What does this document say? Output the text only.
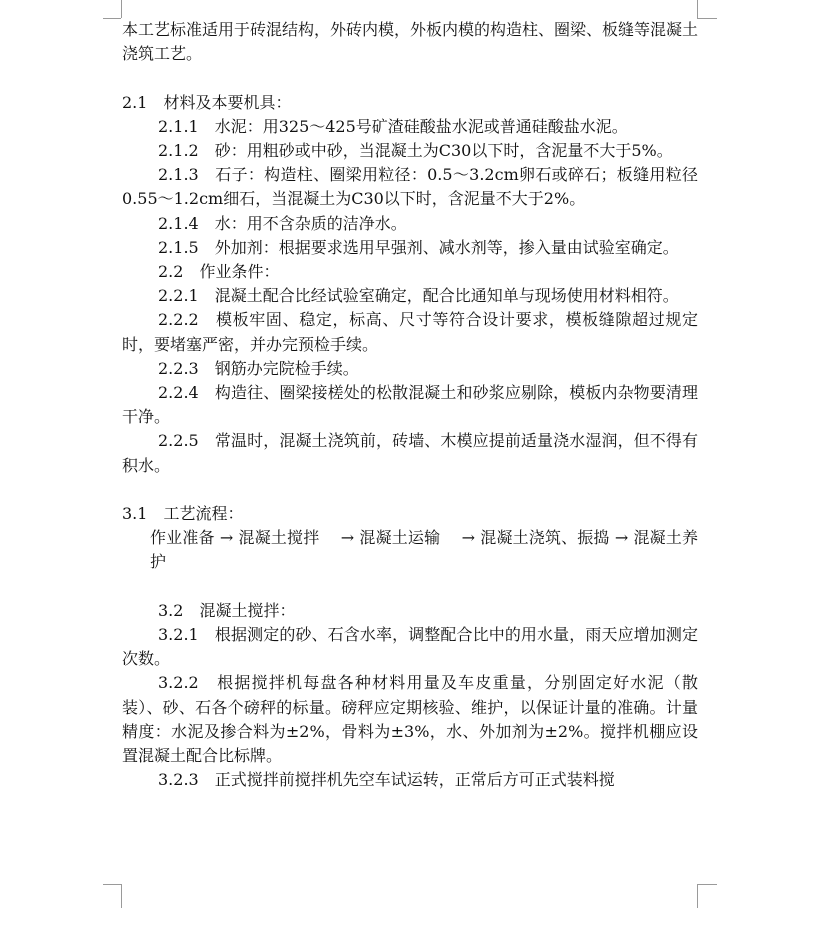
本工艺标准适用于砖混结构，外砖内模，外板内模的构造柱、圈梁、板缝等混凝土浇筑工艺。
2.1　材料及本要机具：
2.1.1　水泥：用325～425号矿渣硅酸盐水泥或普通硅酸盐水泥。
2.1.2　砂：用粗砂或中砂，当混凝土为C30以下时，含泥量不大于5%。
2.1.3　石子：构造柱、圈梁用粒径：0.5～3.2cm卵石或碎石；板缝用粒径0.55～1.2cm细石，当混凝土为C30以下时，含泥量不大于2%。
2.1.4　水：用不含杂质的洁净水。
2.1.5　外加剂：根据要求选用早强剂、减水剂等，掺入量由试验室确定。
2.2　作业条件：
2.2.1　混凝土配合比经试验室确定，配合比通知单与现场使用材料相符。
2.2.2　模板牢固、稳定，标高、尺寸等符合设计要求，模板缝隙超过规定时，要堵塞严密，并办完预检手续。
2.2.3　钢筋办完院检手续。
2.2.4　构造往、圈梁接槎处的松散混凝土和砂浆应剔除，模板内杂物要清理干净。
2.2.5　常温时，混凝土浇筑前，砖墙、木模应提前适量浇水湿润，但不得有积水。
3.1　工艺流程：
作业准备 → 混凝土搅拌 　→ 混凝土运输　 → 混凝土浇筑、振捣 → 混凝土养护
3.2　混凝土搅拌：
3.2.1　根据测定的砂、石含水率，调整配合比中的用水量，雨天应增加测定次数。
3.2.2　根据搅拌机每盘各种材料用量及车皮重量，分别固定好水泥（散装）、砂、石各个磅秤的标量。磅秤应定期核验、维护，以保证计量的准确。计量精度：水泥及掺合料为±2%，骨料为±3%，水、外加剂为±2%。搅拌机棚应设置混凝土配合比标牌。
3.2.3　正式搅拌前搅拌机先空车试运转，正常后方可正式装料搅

WHAT TO WORK ON: Copy every line of the data word for word, omitting the images.

WRITTEN SOLUTION:
What does this document say? Output the text only.
本工艺标准适用于砖混结构，外砖内模，外板内模的构造柱、圈梁、板缝等混凝土浇筑工艺。
2.1　材料及本要机具：
2.1.1　水泥：用325～425号矿渣硅酸盐水泥或普通硅酸盐水泥。
2.1.2　砂：用粗砂或中砂，当混凝土为C30以下时，含泥量不大于5%。
2.1.3　石子：构造柱、圈梁用粒径：0.5～3.2cm卵石或碎石；板缝用粒径0.55～1.2cm细石，当混凝土为C30以下时，含泥量不大于2%。
2.1.4　水：用不含杂质的洁净水。
2.1.5　外加剂：根据要求选用早强剂、减水剂等，掺入量由试验室确定。
2.2　作业条件：
2.2.1　混凝土配合比经试验室确定，配合比通知单与现场使用材料相符。
2.2.2　模板牢固、稳定，标高、尺寸等符合设计要求，模板缝隙超过规定时，要堵塞严密，并办完预检手续。
2.2.3　钢筋办完院检手续。
2.2.4　构造往、圈梁接槎处的松散混凝土和砂浆应剔除，模板内杂物要清理干净。
2.2.5　常温时，混凝土浇筑前，砖墙、木模应提前适量浇水湿润，但不得有积水。
3.1　工艺流程：
作业准备 → 混凝土搅拌 　→ 混凝土运输　 → 混凝土浇筑、振捣 → 混凝土养护
3.2　混凝土搅拌：
3.2.1　根据测定的砂、石含水率，调整配合比中的用水量，雨天应增加测定次数。
3.2.2　根据搅拌机每盘各种材料用量及车皮重量，分别固定好水泥（散装）、砂、石各个磅秤的标量。磅秤应定期核验、维护，以保证计量的准确。计量精度：水泥及掺合料为±2%，骨料为±3%，水、外加剂为±2%。搅拌机棚应设置混凝土配合比标牌。
3.2.3　正式搅拌前搅拌机先空车试运转，正常后方可正式装料搅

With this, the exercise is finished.